■ Objective ■
Reproduce the lines of the material exactly, excluding every image.

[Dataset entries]
━━━

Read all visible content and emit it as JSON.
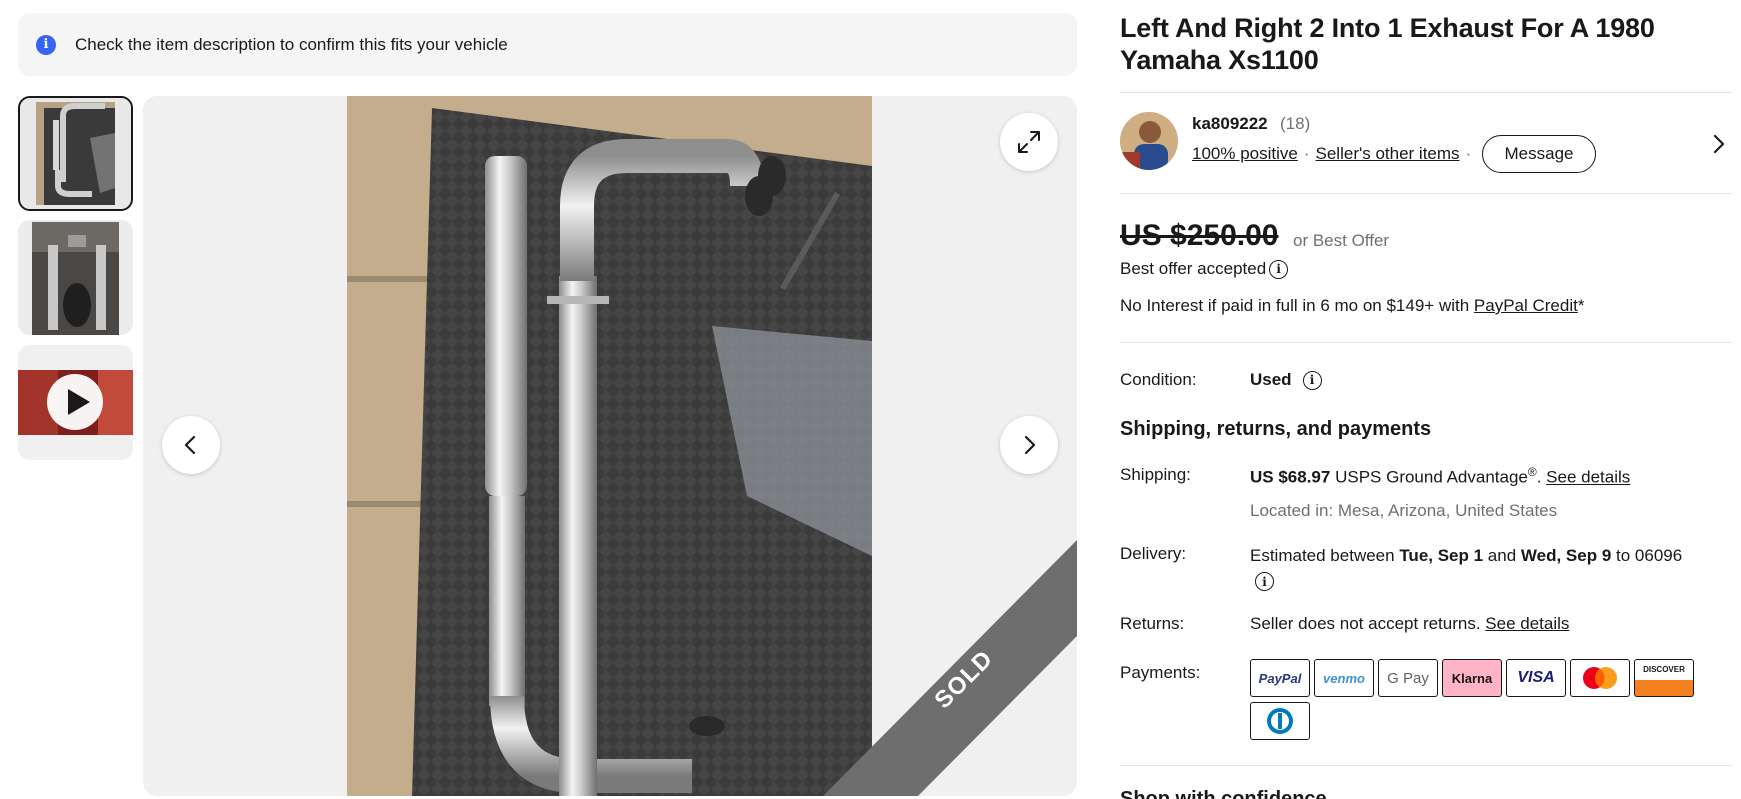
{
  "notice": {
    "text": "Check the item description to confirm this fits your vehicle",
    "icon": "info-icon"
  },
  "gallery": {
    "sold_label": "SOLD",
    "thumbnail_count": 3,
    "video_thumbnail_icon": "play-icon"
  },
  "listing": {
    "title": "Left And Right 2 Into 1 Exhaust For A 1980 Yamaha Xs1100"
  },
  "seller": {
    "name": "ka809222",
    "feedback_count": "(18)",
    "positive": "100% positive",
    "other_items": "Seller's other items",
    "message_button": "Message"
  },
  "price": {
    "amount": "US $250.00",
    "best_offer": "or Best Offer",
    "offer_status": "Best offer accepted",
    "financing_prefix": "No Interest if paid in full in 6 mo on $149+ with ",
    "financing_link": "PayPal Credit",
    "financing_suffix": "*"
  },
  "condition": {
    "label": "Condition:",
    "value": "Used"
  },
  "shipping_section": {
    "heading": "Shipping, returns, and payments",
    "shipping_label": "Shipping:",
    "shipping_price": "US $68.97",
    "shipping_service": "USPS Ground Advantage",
    "shipping_registered": "®",
    "shipping_link": "See details",
    "location": "Located in: Mesa, Arizona, United States",
    "delivery_label": "Delivery:",
    "delivery_prefix": "Estimated between ",
    "delivery_start": "Tue, Sep 1",
    "delivery_and": " and ",
    "delivery_end": "Wed, Sep 9",
    "delivery_suffix": " to 06096",
    "returns_label": "Returns:",
    "returns_text": "Seller does not accept returns. ",
    "returns_link": "See details",
    "payments_label": "Payments:"
  },
  "payment_methods": [
    "PayPal",
    "venmo",
    "G Pay",
    "Klarna",
    "VISA",
    "Mastercard",
    "DISCOVER",
    "Diners Club"
  ],
  "colors": {
    "accent_blue": "#3665f3",
    "text": "#191919",
    "muted": "#707070",
    "klarna_pink": "#ffb3c7"
  },
  "footer": {
    "shop_with_confidence": "Shop with confidence"
  }
}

━━━

■ The output ■
Read all visible content and emit it as JSON.
{
  "notice": {
    "text": "Check the item description to confirm this fits your vehicle",
    "icon": "info-icon"
  },
  "gallery": {
    "sold_label": "SOLD",
    "thumbnail_count": 3,
    "video_thumbnail_icon": "play-icon"
  },
  "listing": {
    "title": "Left And Right 2 Into 1 Exhaust For A 1980 Yamaha Xs1100"
  },
  "seller": {
    "name": "ka809222",
    "feedback_count": "(18)",
    "positive": "100% positive",
    "other_items": "Seller's other items",
    "message_button": "Message"
  },
  "price": {
    "amount": "US $250.00",
    "best_offer": "or Best Offer",
    "offer_status": "Best offer accepted",
    "financing_prefix": "No Interest if paid in full in 6 mo on $149+ with ",
    "financing_link": "PayPal Credit",
    "financing_suffix": "*"
  },
  "condition": {
    "label": "Condition:",
    "value": "Used"
  },
  "shipping_section": {
    "heading": "Shipping, returns, and payments",
    "shipping_label": "Shipping:",
    "shipping_price": "US $68.97",
    "shipping_service": "USPS Ground Advantage",
    "shipping_registered": "®",
    "shipping_link": "See details",
    "location": "Located in: Mesa, Arizona, United States",
    "delivery_label": "Delivery:",
    "delivery_prefix": "Estimated between ",
    "delivery_start": "Tue, Sep 1",
    "delivery_and": " and ",
    "delivery_end": "Wed, Sep 9",
    "delivery_suffix": " to 06096",
    "returns_label": "Returns:",
    "returns_text": "Seller does not accept returns. ",
    "returns_link": "See details",
    "payments_label": "Payments:"
  },
  "payment_methods": [
    "PayPal",
    "venmo",
    "G Pay",
    "Klarna",
    "VISA",
    "Mastercard",
    "DISCOVER",
    "Diners Club"
  ],
  "colors": {
    "accent_blue": "#3665f3",
    "text": "#191919",
    "muted": "#707070",
    "klarna_pink": "#ffb3c7"
  },
  "footer": {
    "shop_with_confidence": "Shop with confidence"
  }
}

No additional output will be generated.